__Exercise details__: Reproduce every line of the material below verbatim, leaving out the pictures.

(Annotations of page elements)
----------
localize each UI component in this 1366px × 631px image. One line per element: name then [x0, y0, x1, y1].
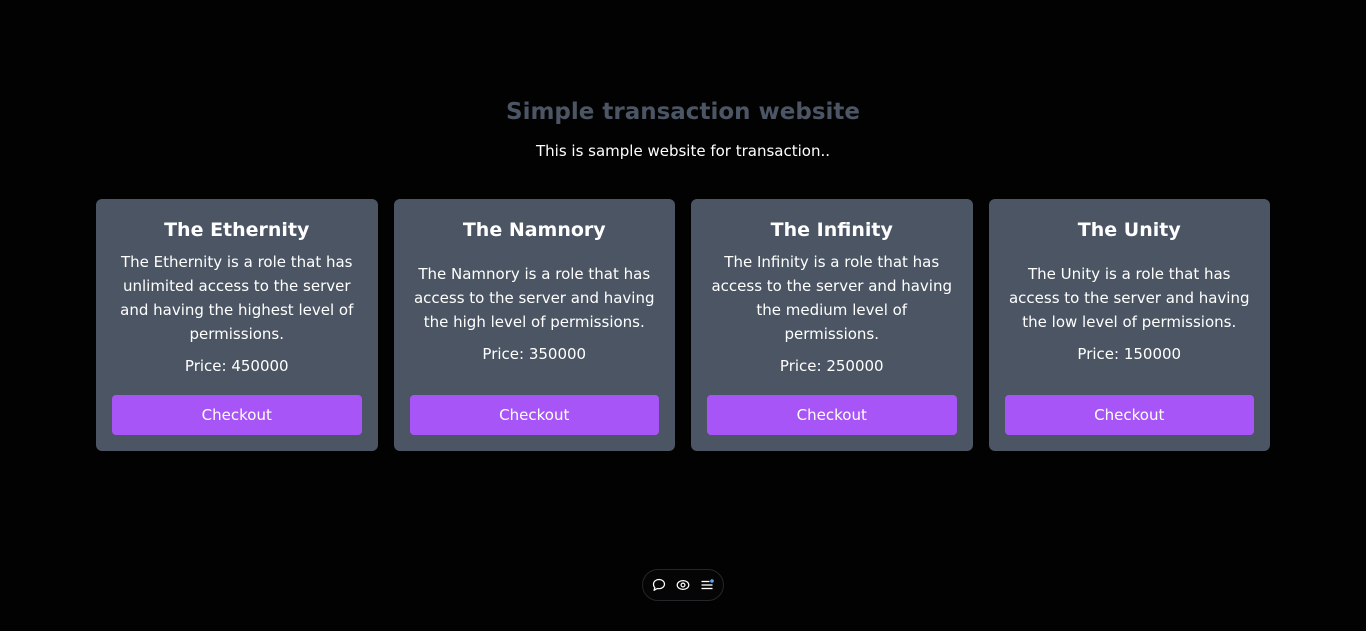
card-body: The Namnory is a role that has access to…: [410, 245, 660, 383]
card-body: The Infinity is a role that has access t…: [707, 245, 957, 383]
comment-icon[interactable]: [651, 577, 667, 593]
page: Simple transaction website This is sampl…: [0, 0, 1366, 631]
card-description: The Namnory is a role that has access to…: [413, 265, 655, 331]
product-card-infinity: The Infinity The Infinity is a role that…: [691, 199, 973, 451]
checkout-button[interactable]: Checkout: [707, 395, 957, 435]
card-price: Price: 150000: [1077, 345, 1182, 363]
card-title: The Ethernity: [164, 219, 310, 241]
card-price: Price: 450000: [184, 357, 289, 375]
floating-toolbar: [642, 569, 724, 601]
card-body: The Unity is a role that has access to t…: [1005, 245, 1255, 383]
product-card-namnory: The Namnory The Namnory is a role that h…: [393, 199, 675, 451]
product-cards: The Ethernity The Ethernity is a role th…: [96, 199, 1270, 451]
checkout-button[interactable]: Checkout: [409, 395, 659, 435]
checkout-button[interactable]: Checkout: [112, 395, 362, 435]
card-description: The Unity is a role that has access to t…: [1008, 265, 1250, 331]
card-description: The Infinity is a role that has access t…: [711, 253, 953, 343]
card-price: Price: 350000: [482, 345, 587, 363]
card-title: The Unity: [1077, 219, 1181, 241]
page-subtitle: This is sample website for transaction..: [535, 142, 831, 160]
product-card-unity: The Unity The Unity is a role that has a…: [988, 199, 1270, 451]
card-price: Price: 250000: [779, 357, 884, 375]
eye-icon[interactable]: [675, 577, 691, 593]
card-title: The Infinity: [770, 219, 893, 241]
page-title: Simple transaction website: [506, 99, 860, 125]
menu-icon[interactable]: [699, 577, 715, 593]
product-card-ethernity: The Ethernity The Ethernity is a role th…: [96, 199, 378, 451]
card-description: The Ethernity is a role that has unlimit…: [120, 253, 354, 343]
checkout-button[interactable]: Checkout: [1004, 395, 1254, 435]
card-body: The Ethernity is a role that has unlimit…: [112, 245, 362, 383]
card-title: The Namnory: [462, 219, 606, 241]
header: Simple transaction website This is sampl…: [0, 96, 1366, 161]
----------
__Written answer__:
localize each UI component in this 1366px × 631px image. One line per element: name then [x0, y0, x1, y1].
card-body: The Namnory is a role that has access to…: [410, 245, 660, 383]
card-body: The Infinity is a role that has access t…: [707, 245, 957, 383]
comment-icon[interactable]: [651, 577, 667, 593]
page: Simple transaction website This is sampl…: [0, 0, 1366, 631]
card-description: The Namnory is a role that has access to…: [413, 265, 655, 331]
product-card-infinity: The Infinity The Infinity is a role that…: [691, 199, 973, 451]
checkout-button[interactable]: Checkout: [707, 395, 957, 435]
card-price: Price: 150000: [1077, 345, 1182, 363]
card-title: The Ethernity: [164, 219, 310, 241]
card-price: Price: 450000: [184, 357, 289, 375]
floating-toolbar: [642, 569, 724, 601]
card-body: The Unity is a role that has access to t…: [1005, 245, 1255, 383]
product-card-namnory: The Namnory The Namnory is a role that h…: [393, 199, 675, 451]
product-cards: The Ethernity The Ethernity is a role th…: [96, 199, 1270, 451]
checkout-button[interactable]: Checkout: [409, 395, 659, 435]
checkout-button[interactable]: Checkout: [112, 395, 362, 435]
card-description: The Unity is a role that has access to t…: [1008, 265, 1250, 331]
card-description: The Infinity is a role that has access t…: [711, 253, 953, 343]
card-price: Price: 350000: [482, 345, 587, 363]
card-title: The Unity: [1077, 219, 1181, 241]
page-subtitle: This is sample website for transaction..: [535, 142, 831, 160]
product-card-unity: The Unity The Unity is a role that has a…: [988, 199, 1270, 451]
card-price: Price: 250000: [779, 357, 884, 375]
eye-icon[interactable]: [675, 577, 691, 593]
card-title: The Infinity: [770, 219, 893, 241]
page-title: Simple transaction website: [506, 99, 860, 125]
menu-icon[interactable]: [699, 577, 715, 593]
product-card-ethernity: The Ethernity The Ethernity is a role th…: [96, 199, 378, 451]
card-description: The Ethernity is a role that has unlimit…: [120, 253, 354, 343]
checkout-button[interactable]: Checkout: [1004, 395, 1254, 435]
card-body: The Ethernity is a role that has unlimit…: [112, 245, 362, 383]
card-title: The Namnory: [462, 219, 606, 241]
header: Simple transaction website This is sampl…: [0, 96, 1366, 161]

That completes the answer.